▸ Given entries
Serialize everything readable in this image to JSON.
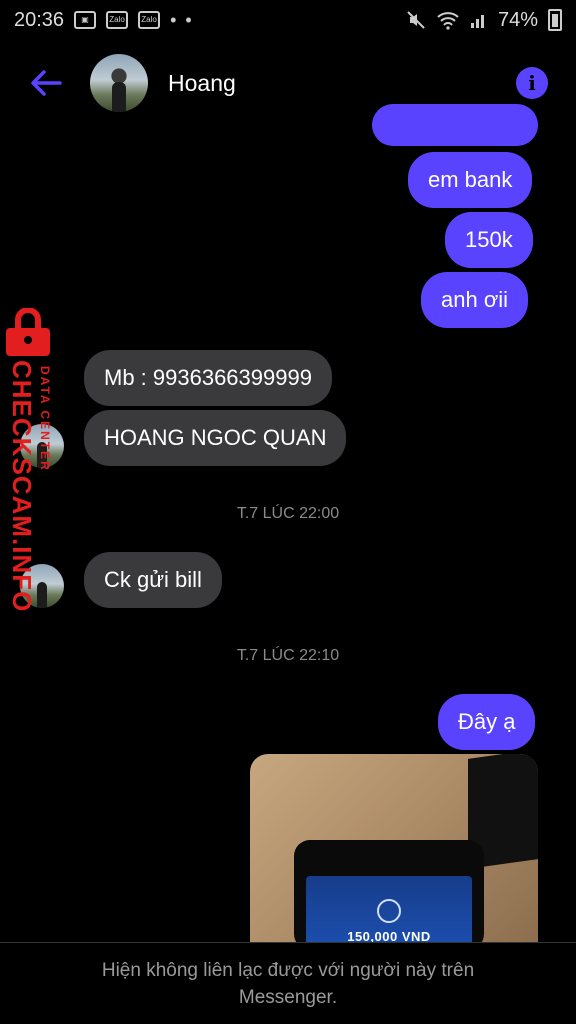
{
  "status_bar": {
    "time": "20:36",
    "notif_icons": [
      "gallery-icon",
      "zalo-icon",
      "zalo-icon"
    ],
    "zalo_label": "Zalo",
    "more": "• •",
    "battery": "74%"
  },
  "header": {
    "name": "Hoang",
    "accent_color": "#5a43ff"
  },
  "messages": {
    "out_1": "em bank",
    "out_2": "150k",
    "out_3": "anh ơii",
    "in_1": "Mb : 9936366399999",
    "in_2": "HOANG NGOC QUAN",
    "time_1": "T.7 LÚC 22:00",
    "in_3": "Ck gửi bill",
    "time_2": "T.7 LÚC 22:10",
    "out_4": "Đây ạ",
    "photo_amount": "150,000 VND"
  },
  "watermark": {
    "main": "CHECKSCAM.INFO",
    "sub": "DATA CENTER"
  },
  "footer": {
    "notice": "Hiện không liên lạc được với người này trên Messenger."
  }
}
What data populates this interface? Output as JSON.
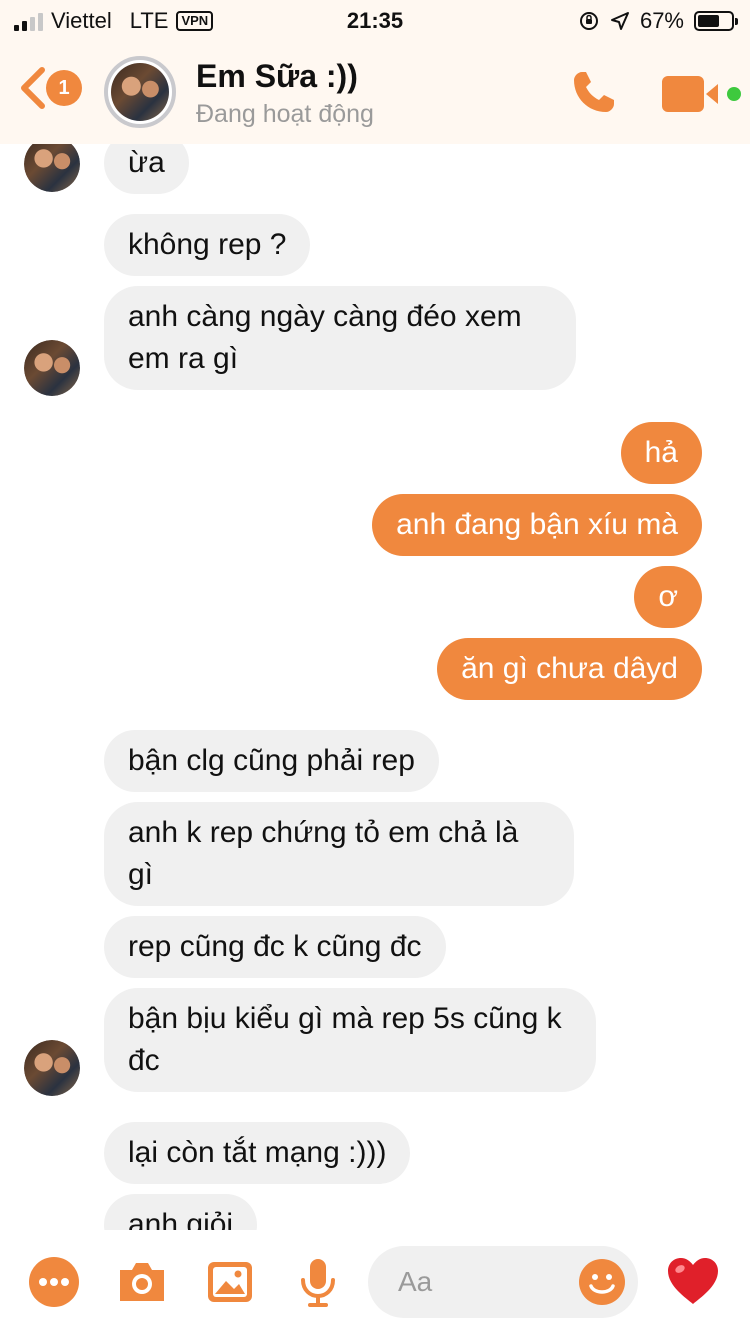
{
  "status_bar": {
    "carrier": "Viettel",
    "network": "LTE",
    "vpn": "VPN",
    "time": "21:35",
    "battery": "67%",
    "battery_level": 0.67
  },
  "header": {
    "back_badge": "1",
    "contact_name": "Em Sữa :))",
    "contact_status": "Đang hoạt động"
  },
  "messages": [
    {
      "side": "in",
      "text": "ừa"
    },
    {
      "side": "in",
      "text": "không rep ?"
    },
    {
      "side": "in",
      "text": "anh càng ngày càng đéo xem em ra gì"
    },
    {
      "side": "out",
      "text": "hả"
    },
    {
      "side": "out",
      "text": "anh đang bận xíu mà"
    },
    {
      "side": "out",
      "text": "ơ"
    },
    {
      "side": "out",
      "text": "ăn gì chưa dâyd"
    },
    {
      "side": "in",
      "text": "bận clg cũng phải rep"
    },
    {
      "side": "in",
      "text": "anh k rep chứng tỏ em chả là gì"
    },
    {
      "side": "in",
      "text": "rep cũng đc k cũng đc"
    },
    {
      "side": "in",
      "text": "bận bịu kiểu gì mà rep 5s cũng k đc"
    },
    {
      "side": "in",
      "text": "lại còn tắt mạng :)))"
    },
    {
      "side": "in",
      "text": "anh giỏi"
    }
  ],
  "composer": {
    "placeholder": "Aa"
  },
  "colors": {
    "accent": "#f0883e",
    "incoming_bubble": "#f0f0f0",
    "online_dot": "#3ec93e"
  }
}
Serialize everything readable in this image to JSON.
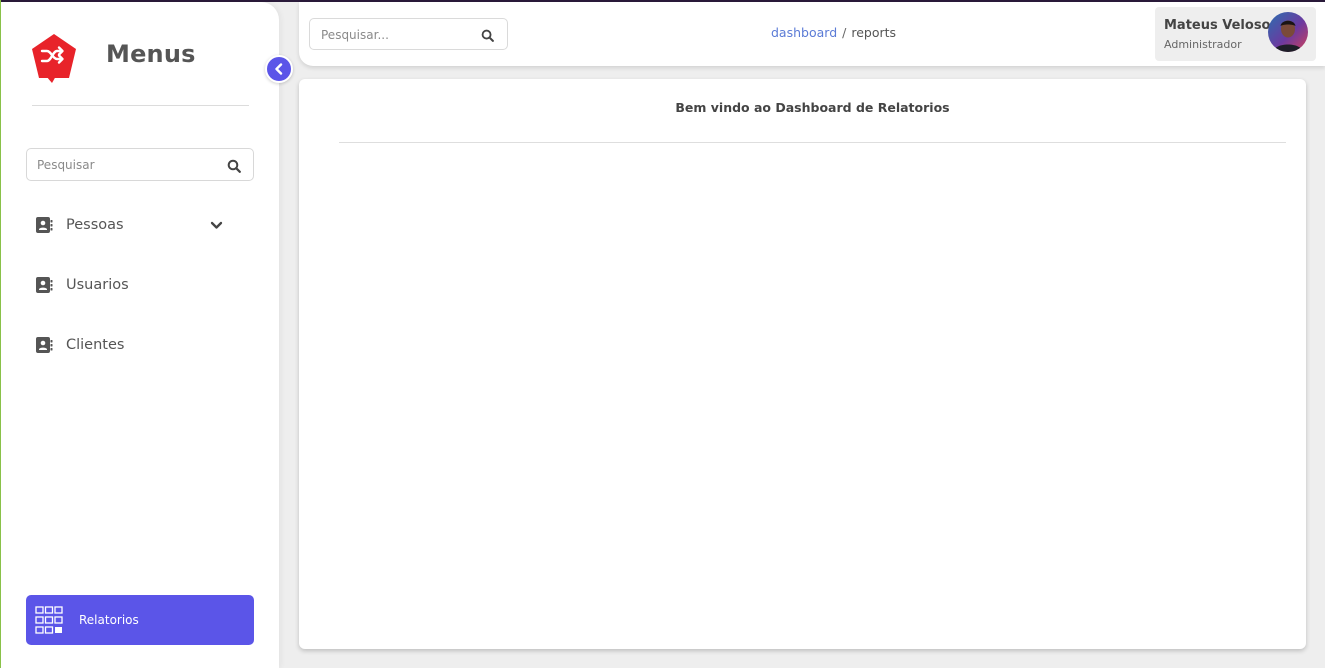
{
  "sidebar": {
    "title": "Menus",
    "search": {
      "placeholder": "Pesquisar"
    },
    "items": [
      {
        "label": "Pessoas",
        "icon": "contact-book-icon",
        "has_dropdown": true
      },
      {
        "label": "Usuarios",
        "icon": "contact-book-icon"
      },
      {
        "label": "Clientes",
        "icon": "contact-book-icon"
      }
    ],
    "bottom_button": {
      "label": "Relatorios",
      "icon": "grid-icon"
    }
  },
  "topbar": {
    "search": {
      "placeholder": "Pesquisar..."
    },
    "breadcrumb": {
      "link": "dashboard",
      "separator": "/",
      "current": "reports"
    },
    "user": {
      "name": "Mateus Veloso",
      "role": "Administrador"
    }
  },
  "main": {
    "title": "Bem vindo ao Dashboard de Relatorios"
  },
  "colors": {
    "accent": "#5b55e8",
    "logo_red": "#e8232a",
    "breadcrumb_link": "#5b7bd6",
    "background": "#eeeeee"
  }
}
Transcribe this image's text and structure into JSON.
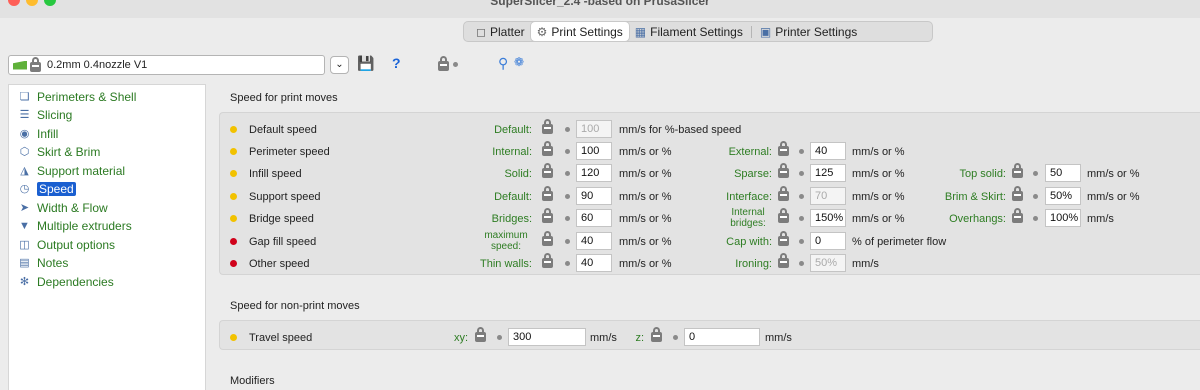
{
  "window": {
    "title": "SuperSlicer_2.4 -based on PrusaSlicer"
  },
  "tabs": [
    {
      "label": "Platter",
      "icon": "cube-icon"
    },
    {
      "label": "Print Settings",
      "icon": "gear-icon",
      "active": true
    },
    {
      "label": "Filament Settings",
      "icon": "spool-icon"
    },
    {
      "label": "Printer Settings",
      "icon": "printer-icon"
    }
  ],
  "preset": {
    "name": "0.2mm 0.4nozzle V1",
    "question": "?"
  },
  "sidebar": {
    "items": [
      {
        "label": "Perimeters & Shell",
        "icon": "cube-icon"
      },
      {
        "label": "Slicing",
        "icon": "layers-icon"
      },
      {
        "label": "Infill",
        "icon": "infill-icon"
      },
      {
        "label": "Skirt & Brim",
        "icon": "hexagon-icon"
      },
      {
        "label": "Support material",
        "icon": "support-icon"
      },
      {
        "label": "Speed",
        "icon": "speedometer-icon",
        "selected": true
      },
      {
        "label": "Width & Flow",
        "icon": "width-icon"
      },
      {
        "label": "Multiple extruders",
        "icon": "funnel-icon"
      },
      {
        "label": "Output options",
        "icon": "output-icon"
      },
      {
        "label": "Notes",
        "icon": "notes-icon"
      },
      {
        "label": "Dependencies",
        "icon": "wrench-icon"
      }
    ]
  },
  "speed_print": {
    "title": "Speed for print moves",
    "rows": [
      {
        "label": "Default speed",
        "dot_color": "#f2c200",
        "c1": {
          "label": "Default:",
          "value": "100",
          "unit": "mm/s for %-based speed",
          "disabled": true
        }
      },
      {
        "label": "Perimeter speed",
        "dot_color": "#f2c200",
        "c1": {
          "label": "Internal:",
          "value": "100",
          "unit": "mm/s or %"
        },
        "c2": {
          "label": "External:",
          "value": "40",
          "unit": "mm/s or %"
        }
      },
      {
        "label": "Infill speed",
        "dot_color": "#f2c200",
        "c1": {
          "label": "Solid:",
          "value": "120",
          "unit": "mm/s or %"
        },
        "c2": {
          "label": "Sparse:",
          "value": "125",
          "unit": "mm/s or %"
        },
        "c3": {
          "label": "Top solid:",
          "value": "50",
          "unit": "mm/s or %"
        }
      },
      {
        "label": "Support speed",
        "dot_color": "#f2c200",
        "c1": {
          "label": "Default:",
          "value": "90",
          "unit": "mm/s or %"
        },
        "c2": {
          "label": "Interface:",
          "value": "70",
          "unit": "mm/s or %",
          "disabled": true
        },
        "c3": {
          "label": "Brim & Skirt:",
          "value": "50%",
          "unit": "mm/s or %"
        }
      },
      {
        "label": "Bridge speed",
        "dot_color": "#f2c200",
        "c1": {
          "label": "Bridges:",
          "value": "60",
          "unit": "mm/s or %"
        },
        "c2": {
          "label_line1": "Internal",
          "label_line2": "bridges:",
          "value": "150%",
          "unit": "mm/s or %"
        },
        "c3": {
          "label": "Overhangs:",
          "value": "100%",
          "unit": "mm/s"
        }
      },
      {
        "label": "Gap fill speed",
        "dot_color": "#d0021b",
        "c1": {
          "label_line1": "maximum",
          "label_line2": "speed:",
          "value": "40",
          "unit": "mm/s or %"
        },
        "c2": {
          "label": "Cap with:",
          "value": "0",
          "unit": "% of perimeter flow"
        }
      },
      {
        "label": "Other speed",
        "dot_color": "#d0021b",
        "c1": {
          "label": "Thin walls:",
          "value": "40",
          "unit": "mm/s or %"
        },
        "c2": {
          "label": "Ironing:",
          "value": "50%",
          "unit": "mm/s",
          "disabled": true
        }
      }
    ]
  },
  "speed_nonprint": {
    "title": "Speed for non-print moves",
    "travel": {
      "label": "Travel speed",
      "dot_color": "#f2c200",
      "xy": {
        "label": "xy:",
        "value": "300",
        "unit": "mm/s"
      },
      "z": {
        "label": "z:",
        "value": "0",
        "unit": "mm/s"
      }
    }
  },
  "modifiers": {
    "title": "Modifiers"
  }
}
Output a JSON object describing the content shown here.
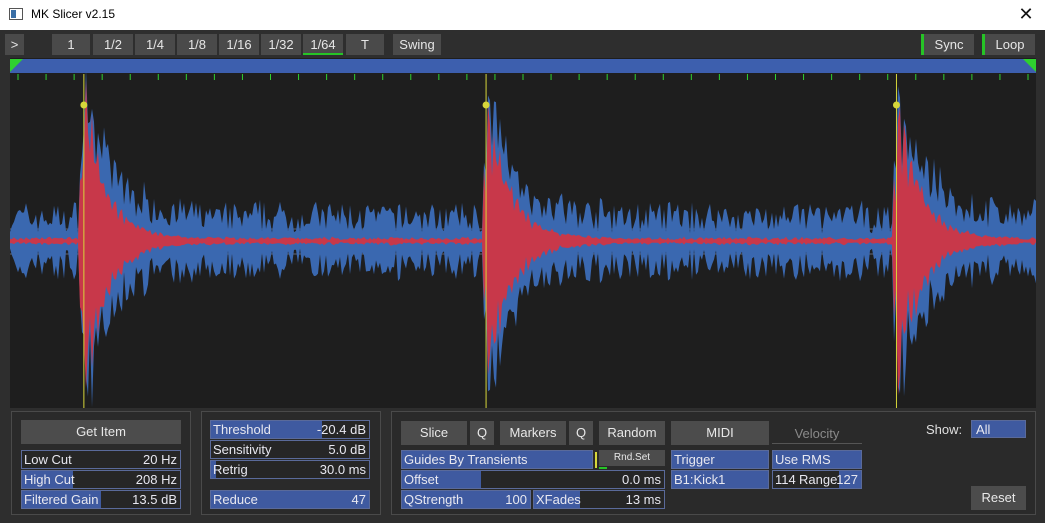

▸ Stated exercise
Omit all pictures while transcribing the entries verbatim.

▸ Answer to this problem
Serialize everything readable in this image to JSON.
{
  "status_bar": {
    "time": "20:36",
    "notif_icons": [
      "gallery-icon",
      "zalo-icon",
      "zalo-icon"
    ],
    "zalo_label": "Zalo",
    "more": "• •",
    "battery": "74%"
  },
  "header": {
    "name": "Hoang",
    "accent_color": "#5a43ff"
  },
  "messages": {
    "out_1": "em bank",
    "out_2": "150k",
    "out_3": "anh ơii",
    "in_1": "Mb : 9936366399999",
    "in_2": "HOANG NGOC QUAN",
    "time_1": "T.7 LÚC 22:00",
    "in_3": "Ck gửi bill",
    "time_2": "T.7 LÚC 22:10",
    "out_4": "Đây ạ",
    "photo_amount": "150,000 VND"
  },
  "watermark": {
    "main": "CHECKSCAM.INFO",
    "sub": "DATA CENTER"
  },
  "footer": {
    "notice": "Hiện không liên lạc được với người này trên Messenger."
  }
}
What data populates this interface? Output as JSON.
{
  "status_bar": {
    "carrier": "Viettel",
    "network": "LTE",
    "vpn": "VPN",
    "time": "21:35",
    "battery": "67%",
    "battery_level": 0.67
  },
  "header": {
    "back_badge": "1",
    "contact_name": "Em Sữa :))",
    "contact_status": "Đang hoạt động"
  },
  "messages": [
    {
      "side": "in",
      "text": "ừa"
    },
    {
      "side": "in",
      "text": "không rep ?"
    },
    {
      "side": "in",
      "text": "anh càng ngày càng đéo xem em ra gì"
    },
    {
      "side": "out",
      "text": "hả"
    },
    {
      "side": "out",
      "text": "anh đang bận xíu mà"
    },
    {
      "side": "out",
      "text": "ơ"
    },
    {
      "side": "out",
      "text": "ăn gì chưa dâyd"
    },
    {
      "side": "in",
      "text": "bận clg cũng phải rep"
    },
    {
      "side": "in",
      "text": "anh k rep chứng tỏ em chả là gì"
    },
    {
      "side": "in",
      "text": "rep cũng đc k cũng đc"
    },
    {
      "side": "in",
      "text": "bận bịu kiểu gì mà rep 5s cũng k đc"
    },
    {
      "side": "in",
      "text": "lại còn tắt mạng :)))"
    },
    {
      "side": "in",
      "text": "anh giỏi"
    }
  ],
  "composer": {
    "placeholder": "Aa"
  },
  "colors": {
    "accent": "#f0883e",
    "incoming_bubble": "#f0f0f0",
    "online_dot": "#3ec93e"
  }
}
Serialize everything readable in this image to JSON.
{
  "sidebar": {
    "title": "Menus",
    "search": {
      "placeholder": "Pesquisar"
    },
    "items": [
      {
        "label": "Pessoas",
        "icon": "contact-book-icon",
        "has_dropdown": true
      },
      {
        "label": "Usuarios",
        "icon": "contact-book-icon"
      },
      {
        "label": "Clientes",
        "icon": "contact-book-icon"
      }
    ],
    "bottom_button": {
      "label": "Relatorios",
      "icon": "grid-icon"
    }
  },
  "topbar": {
    "search": {
      "placeholder": "Pesquisar..."
    },
    "breadcrumb": {
      "link": "dashboard",
      "separator": "/",
      "current": "reports"
    },
    "user": {
      "name": "Mateus Veloso",
      "role": "Administrador"
    }
  },
  "main": {
    "title": "Bem vindo ao Dashboard de Relatorios"
  },
  "colors": {
    "accent": "#5b55e8",
    "logo_red": "#e8232a",
    "breadcrumb_link": "#5b7bd6",
    "background": "#eeeeee"
  }
}
Transcribe this image's text and structure into JSON.
{
  "window": {
    "title": "SuperSlicer_2.4 -based on PrusaSlicer"
  },
  "tabs": [
    {
      "label": "Platter",
      "icon": "cube-icon"
    },
    {
      "label": "Print Settings",
      "icon": "gear-icon",
      "active": true
    },
    {
      "label": "Filament Settings",
      "icon": "spool-icon"
    },
    {
      "label": "Printer Settings",
      "icon": "printer-icon"
    }
  ],
  "preset": {
    "name": "0.2mm 0.4nozzle V1",
    "question": "?"
  },
  "sidebar": {
    "items": [
      {
        "label": "Perimeters & Shell",
        "icon": "cube-icon"
      },
      {
        "label": "Slicing",
        "icon": "layers-icon"
      },
      {
        "label": "Infill",
        "icon": "infill-icon"
      },
      {
        "label": "Skirt & Brim",
        "icon": "hexagon-icon"
      },
      {
        "label": "Support material",
        "icon": "support-icon"
      },
      {
        "label": "Speed",
        "icon": "speedometer-icon",
        "selected": true
      },
      {
        "label": "Width & Flow",
        "icon": "width-icon"
      },
      {
        "label": "Multiple extruders",
        "icon": "funnel-icon"
      },
      {
        "label": "Output options",
        "icon": "output-icon"
      },
      {
        "label": "Notes",
        "icon": "notes-icon"
      },
      {
        "label": "Dependencies",
        "icon": "wrench-icon"
      }
    ]
  },
  "speed_print": {
    "title": "Speed for print moves",
    "rows": [
      {
        "label": "Default speed",
        "dot_color": "#f2c200",
        "c1": {
          "label": "Default:",
          "value": "100",
          "unit": "mm/s for %-based speed",
          "disabled": true
        }
      },
      {
        "label": "Perimeter speed",
        "dot_color": "#f2c200",
        "c1": {
          "label": "Internal:",
          "value": "100",
          "unit": "mm/s or %"
        },
        "c2": {
          "label": "External:",
          "value": "40",
          "unit": "mm/s or %"
        }
      },
      {
        "label": "Infill speed",
        "dot_color": "#f2c200",
        "c1": {
          "label": "Solid:",
          "value": "120",
          "unit": "mm/s or %"
        },
        "c2": {
          "label": "Sparse:",
          "value": "125",
          "unit": "mm/s or %"
        },
        "c3": {
          "label": "Top solid:",
          "value": "50",
          "unit": "mm/s or %"
        }
      },
      {
        "label": "Support speed",
        "dot_color": "#f2c200",
        "c1": {
          "label": "Default:",
          "value": "90",
          "unit": "mm/s or %"
        },
        "c2": {
          "label": "Interface:",
          "value": "70",
          "unit": "mm/s or %",
          "disabled": true
        },
        "c3": {
          "label": "Brim & Skirt:",
          "value": "50%",
          "unit": "mm/s or %"
        }
      },
      {
        "label": "Bridge speed",
        "dot_color": "#f2c200",
        "c1": {
          "label": "Bridges:",
          "value": "60",
          "unit": "mm/s or %"
        },
        "c2": {
          "label_line1": "Internal",
          "label_line2": "bridges:",
          "value": "150%",
          "unit": "mm/s or %"
        },
        "c3": {
          "label": "Overhangs:",
          "value": "100%",
          "unit": "mm/s"
        }
      },
      {
        "label": "Gap fill speed",
        "dot_color": "#d0021b",
        "c1": {
          "label_line1": "maximum",
          "label_line2": "speed:",
          "value": "40",
          "unit": "mm/s or %"
        },
        "c2": {
          "label": "Cap with:",
          "value": "0",
          "unit": "% of perimeter flow"
        }
      },
      {
        "label": "Other speed",
        "dot_color": "#d0021b",
        "c1": {
          "label": "Thin walls:",
          "value": "40",
          "unit": "mm/s or %"
        },
        "c2": {
          "label": "Ironing:",
          "value": "50%",
          "unit": "mm/s",
          "disabled": true
        }
      }
    ]
  },
  "speed_nonprint": {
    "title": "Speed for non-print moves",
    "travel": {
      "label": "Travel speed",
      "dot_color": "#f2c200",
      "xy": {
        "label": "xy:",
        "value": "300",
        "unit": "mm/s"
      },
      "z": {
        "label": "z:",
        "value": "0",
        "unit": "mm/s"
      }
    }
  },
  "modifiers": {
    "title": "Modifiers"
  }
}
Output a JSON object describing the content shown here.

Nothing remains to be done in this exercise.